From the records below, copy every line that contains the word "into".

+++ Given entries

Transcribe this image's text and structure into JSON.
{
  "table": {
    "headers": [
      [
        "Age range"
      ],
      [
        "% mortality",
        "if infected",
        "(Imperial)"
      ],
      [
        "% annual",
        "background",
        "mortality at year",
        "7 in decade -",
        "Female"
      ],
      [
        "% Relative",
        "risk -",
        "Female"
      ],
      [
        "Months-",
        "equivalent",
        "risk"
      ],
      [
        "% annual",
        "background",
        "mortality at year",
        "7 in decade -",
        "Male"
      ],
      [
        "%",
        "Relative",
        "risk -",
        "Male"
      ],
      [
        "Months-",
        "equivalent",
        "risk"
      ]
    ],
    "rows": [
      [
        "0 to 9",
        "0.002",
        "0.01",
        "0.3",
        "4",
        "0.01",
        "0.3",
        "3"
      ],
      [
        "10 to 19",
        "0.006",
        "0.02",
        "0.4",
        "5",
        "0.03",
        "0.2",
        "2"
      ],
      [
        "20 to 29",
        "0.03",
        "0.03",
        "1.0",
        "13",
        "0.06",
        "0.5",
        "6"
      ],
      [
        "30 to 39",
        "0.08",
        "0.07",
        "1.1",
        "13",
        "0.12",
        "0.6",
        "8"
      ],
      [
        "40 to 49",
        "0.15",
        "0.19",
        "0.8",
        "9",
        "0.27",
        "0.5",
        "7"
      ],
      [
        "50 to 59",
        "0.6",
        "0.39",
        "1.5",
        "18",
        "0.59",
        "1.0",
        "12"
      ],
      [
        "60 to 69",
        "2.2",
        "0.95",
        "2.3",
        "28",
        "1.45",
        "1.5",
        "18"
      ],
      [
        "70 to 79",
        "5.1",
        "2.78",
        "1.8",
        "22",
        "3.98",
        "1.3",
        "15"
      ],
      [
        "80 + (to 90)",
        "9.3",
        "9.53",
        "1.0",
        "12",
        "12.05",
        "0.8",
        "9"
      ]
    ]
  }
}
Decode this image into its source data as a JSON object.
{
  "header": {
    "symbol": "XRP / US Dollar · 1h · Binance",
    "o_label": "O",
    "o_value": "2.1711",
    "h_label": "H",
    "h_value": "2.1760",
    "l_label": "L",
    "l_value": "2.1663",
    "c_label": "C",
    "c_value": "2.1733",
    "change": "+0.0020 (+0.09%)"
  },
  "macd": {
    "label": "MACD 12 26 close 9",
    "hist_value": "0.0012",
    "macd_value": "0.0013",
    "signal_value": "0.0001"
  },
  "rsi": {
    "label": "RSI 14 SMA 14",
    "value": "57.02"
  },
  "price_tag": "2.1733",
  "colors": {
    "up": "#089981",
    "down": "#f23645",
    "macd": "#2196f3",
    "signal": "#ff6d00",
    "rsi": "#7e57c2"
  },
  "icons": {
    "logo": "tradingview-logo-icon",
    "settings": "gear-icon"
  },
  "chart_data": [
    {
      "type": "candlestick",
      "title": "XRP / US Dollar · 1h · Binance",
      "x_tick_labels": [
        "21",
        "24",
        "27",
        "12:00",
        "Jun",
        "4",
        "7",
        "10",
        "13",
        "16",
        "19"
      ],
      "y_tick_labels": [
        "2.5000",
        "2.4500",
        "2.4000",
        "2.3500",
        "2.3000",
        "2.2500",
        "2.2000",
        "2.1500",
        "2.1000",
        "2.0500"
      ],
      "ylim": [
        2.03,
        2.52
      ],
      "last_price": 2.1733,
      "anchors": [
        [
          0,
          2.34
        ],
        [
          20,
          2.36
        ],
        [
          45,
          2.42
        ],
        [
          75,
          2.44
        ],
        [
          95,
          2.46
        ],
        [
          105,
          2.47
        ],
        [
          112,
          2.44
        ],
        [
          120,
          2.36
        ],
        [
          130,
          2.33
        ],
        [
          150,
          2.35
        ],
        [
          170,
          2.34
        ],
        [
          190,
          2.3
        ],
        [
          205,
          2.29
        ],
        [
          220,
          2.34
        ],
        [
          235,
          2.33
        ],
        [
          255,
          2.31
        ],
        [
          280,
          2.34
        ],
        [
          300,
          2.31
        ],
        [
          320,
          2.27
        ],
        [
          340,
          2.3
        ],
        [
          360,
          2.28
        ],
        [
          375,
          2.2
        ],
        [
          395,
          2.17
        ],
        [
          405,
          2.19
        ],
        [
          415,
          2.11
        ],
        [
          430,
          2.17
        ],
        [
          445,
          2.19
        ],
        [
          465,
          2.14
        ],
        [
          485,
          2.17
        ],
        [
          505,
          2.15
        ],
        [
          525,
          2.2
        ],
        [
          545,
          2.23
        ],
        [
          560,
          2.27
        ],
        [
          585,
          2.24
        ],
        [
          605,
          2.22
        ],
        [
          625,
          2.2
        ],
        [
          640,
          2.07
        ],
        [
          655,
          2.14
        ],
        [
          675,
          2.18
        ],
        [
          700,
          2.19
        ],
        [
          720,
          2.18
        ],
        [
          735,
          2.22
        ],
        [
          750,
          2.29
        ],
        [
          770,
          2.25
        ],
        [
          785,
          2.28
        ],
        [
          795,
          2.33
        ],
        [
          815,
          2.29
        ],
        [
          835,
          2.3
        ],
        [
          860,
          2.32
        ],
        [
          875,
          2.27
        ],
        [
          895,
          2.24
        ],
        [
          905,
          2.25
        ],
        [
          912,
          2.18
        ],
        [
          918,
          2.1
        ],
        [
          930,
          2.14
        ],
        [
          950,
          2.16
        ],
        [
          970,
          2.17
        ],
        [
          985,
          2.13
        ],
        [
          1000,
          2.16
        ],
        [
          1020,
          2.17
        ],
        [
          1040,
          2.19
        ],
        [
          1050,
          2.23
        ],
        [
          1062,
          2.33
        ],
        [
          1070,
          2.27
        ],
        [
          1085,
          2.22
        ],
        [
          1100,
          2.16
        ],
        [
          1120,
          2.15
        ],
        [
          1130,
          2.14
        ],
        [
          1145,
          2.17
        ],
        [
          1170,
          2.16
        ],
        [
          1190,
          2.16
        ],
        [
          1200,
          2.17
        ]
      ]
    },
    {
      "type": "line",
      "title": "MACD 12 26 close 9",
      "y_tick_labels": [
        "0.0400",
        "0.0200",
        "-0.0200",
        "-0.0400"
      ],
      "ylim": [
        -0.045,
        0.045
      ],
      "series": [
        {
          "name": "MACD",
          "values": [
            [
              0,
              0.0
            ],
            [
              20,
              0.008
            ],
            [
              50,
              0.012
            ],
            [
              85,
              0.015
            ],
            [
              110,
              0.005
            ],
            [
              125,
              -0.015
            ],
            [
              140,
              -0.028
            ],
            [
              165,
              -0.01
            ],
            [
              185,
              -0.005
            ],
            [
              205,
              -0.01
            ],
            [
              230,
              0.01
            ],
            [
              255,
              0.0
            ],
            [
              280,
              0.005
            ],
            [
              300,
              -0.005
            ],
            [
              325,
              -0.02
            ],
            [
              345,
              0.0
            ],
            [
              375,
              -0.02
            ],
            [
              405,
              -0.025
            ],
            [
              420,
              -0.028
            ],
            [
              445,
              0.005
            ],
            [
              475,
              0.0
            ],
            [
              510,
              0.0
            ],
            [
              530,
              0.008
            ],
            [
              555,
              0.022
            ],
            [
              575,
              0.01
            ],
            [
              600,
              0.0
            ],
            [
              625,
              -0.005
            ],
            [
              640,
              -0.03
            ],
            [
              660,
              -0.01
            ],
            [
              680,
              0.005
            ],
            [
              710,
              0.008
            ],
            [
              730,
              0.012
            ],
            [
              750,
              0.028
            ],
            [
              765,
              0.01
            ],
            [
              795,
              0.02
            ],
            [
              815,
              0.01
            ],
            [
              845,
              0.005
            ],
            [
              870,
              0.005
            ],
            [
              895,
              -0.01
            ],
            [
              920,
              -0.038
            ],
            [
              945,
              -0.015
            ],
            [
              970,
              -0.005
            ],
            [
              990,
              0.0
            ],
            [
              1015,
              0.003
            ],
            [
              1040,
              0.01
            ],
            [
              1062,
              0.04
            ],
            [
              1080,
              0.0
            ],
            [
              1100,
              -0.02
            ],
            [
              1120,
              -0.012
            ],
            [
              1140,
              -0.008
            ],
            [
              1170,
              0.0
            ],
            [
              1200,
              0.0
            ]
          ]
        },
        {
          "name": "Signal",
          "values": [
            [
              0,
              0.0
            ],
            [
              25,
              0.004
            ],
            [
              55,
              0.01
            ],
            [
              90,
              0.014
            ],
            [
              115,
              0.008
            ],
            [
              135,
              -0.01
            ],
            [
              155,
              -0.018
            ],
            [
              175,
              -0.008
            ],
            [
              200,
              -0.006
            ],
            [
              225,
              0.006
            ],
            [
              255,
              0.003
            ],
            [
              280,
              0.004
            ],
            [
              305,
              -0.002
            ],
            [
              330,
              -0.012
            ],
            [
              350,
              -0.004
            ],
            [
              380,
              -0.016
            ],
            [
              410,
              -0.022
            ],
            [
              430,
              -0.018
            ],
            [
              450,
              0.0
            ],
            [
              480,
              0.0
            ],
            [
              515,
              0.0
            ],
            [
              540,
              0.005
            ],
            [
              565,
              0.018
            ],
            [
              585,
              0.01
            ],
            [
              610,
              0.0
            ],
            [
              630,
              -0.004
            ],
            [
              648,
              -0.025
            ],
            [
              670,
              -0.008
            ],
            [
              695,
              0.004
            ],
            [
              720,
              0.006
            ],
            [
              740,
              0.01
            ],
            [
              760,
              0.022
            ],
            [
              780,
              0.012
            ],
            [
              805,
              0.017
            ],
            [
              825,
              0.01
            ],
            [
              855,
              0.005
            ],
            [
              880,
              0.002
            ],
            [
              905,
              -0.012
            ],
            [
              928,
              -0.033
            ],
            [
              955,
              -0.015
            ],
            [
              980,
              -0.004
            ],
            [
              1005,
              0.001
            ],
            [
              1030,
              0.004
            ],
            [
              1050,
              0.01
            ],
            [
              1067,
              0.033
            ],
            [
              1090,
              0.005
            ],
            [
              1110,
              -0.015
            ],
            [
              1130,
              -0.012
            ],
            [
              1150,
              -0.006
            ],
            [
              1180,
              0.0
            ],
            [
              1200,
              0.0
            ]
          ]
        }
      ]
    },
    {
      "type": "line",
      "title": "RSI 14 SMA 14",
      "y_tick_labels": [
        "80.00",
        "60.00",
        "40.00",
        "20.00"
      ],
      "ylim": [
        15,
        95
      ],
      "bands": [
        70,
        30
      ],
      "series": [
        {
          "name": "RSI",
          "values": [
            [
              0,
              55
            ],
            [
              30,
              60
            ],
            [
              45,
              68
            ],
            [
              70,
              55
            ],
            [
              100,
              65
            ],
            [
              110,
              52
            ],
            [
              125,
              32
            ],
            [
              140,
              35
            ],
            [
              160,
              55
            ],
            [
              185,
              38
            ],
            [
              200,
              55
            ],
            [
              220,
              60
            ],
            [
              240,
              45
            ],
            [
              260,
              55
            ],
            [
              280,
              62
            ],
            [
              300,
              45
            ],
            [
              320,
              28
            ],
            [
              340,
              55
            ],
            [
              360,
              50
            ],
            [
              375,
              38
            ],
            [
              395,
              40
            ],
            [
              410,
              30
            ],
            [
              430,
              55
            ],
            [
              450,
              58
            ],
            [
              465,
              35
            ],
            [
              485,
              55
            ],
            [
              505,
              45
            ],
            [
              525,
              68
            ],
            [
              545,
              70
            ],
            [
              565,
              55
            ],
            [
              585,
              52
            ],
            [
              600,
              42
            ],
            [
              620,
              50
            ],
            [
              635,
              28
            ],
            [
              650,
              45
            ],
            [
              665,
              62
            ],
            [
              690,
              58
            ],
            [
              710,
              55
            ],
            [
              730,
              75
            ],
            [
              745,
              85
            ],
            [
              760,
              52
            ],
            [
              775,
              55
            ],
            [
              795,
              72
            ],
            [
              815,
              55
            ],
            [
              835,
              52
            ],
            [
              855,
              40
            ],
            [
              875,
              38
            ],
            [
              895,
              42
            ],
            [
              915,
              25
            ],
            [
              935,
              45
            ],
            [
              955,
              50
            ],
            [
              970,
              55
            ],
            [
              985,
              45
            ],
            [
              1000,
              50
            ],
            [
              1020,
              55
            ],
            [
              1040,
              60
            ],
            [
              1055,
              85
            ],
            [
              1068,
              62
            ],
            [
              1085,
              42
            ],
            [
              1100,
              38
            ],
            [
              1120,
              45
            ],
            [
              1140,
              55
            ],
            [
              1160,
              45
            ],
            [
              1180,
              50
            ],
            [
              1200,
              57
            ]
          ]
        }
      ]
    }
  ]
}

++++++

Exercise output:
Transcribe this image's text and structure into JSON.
Decode this image into its source data as a JSON object.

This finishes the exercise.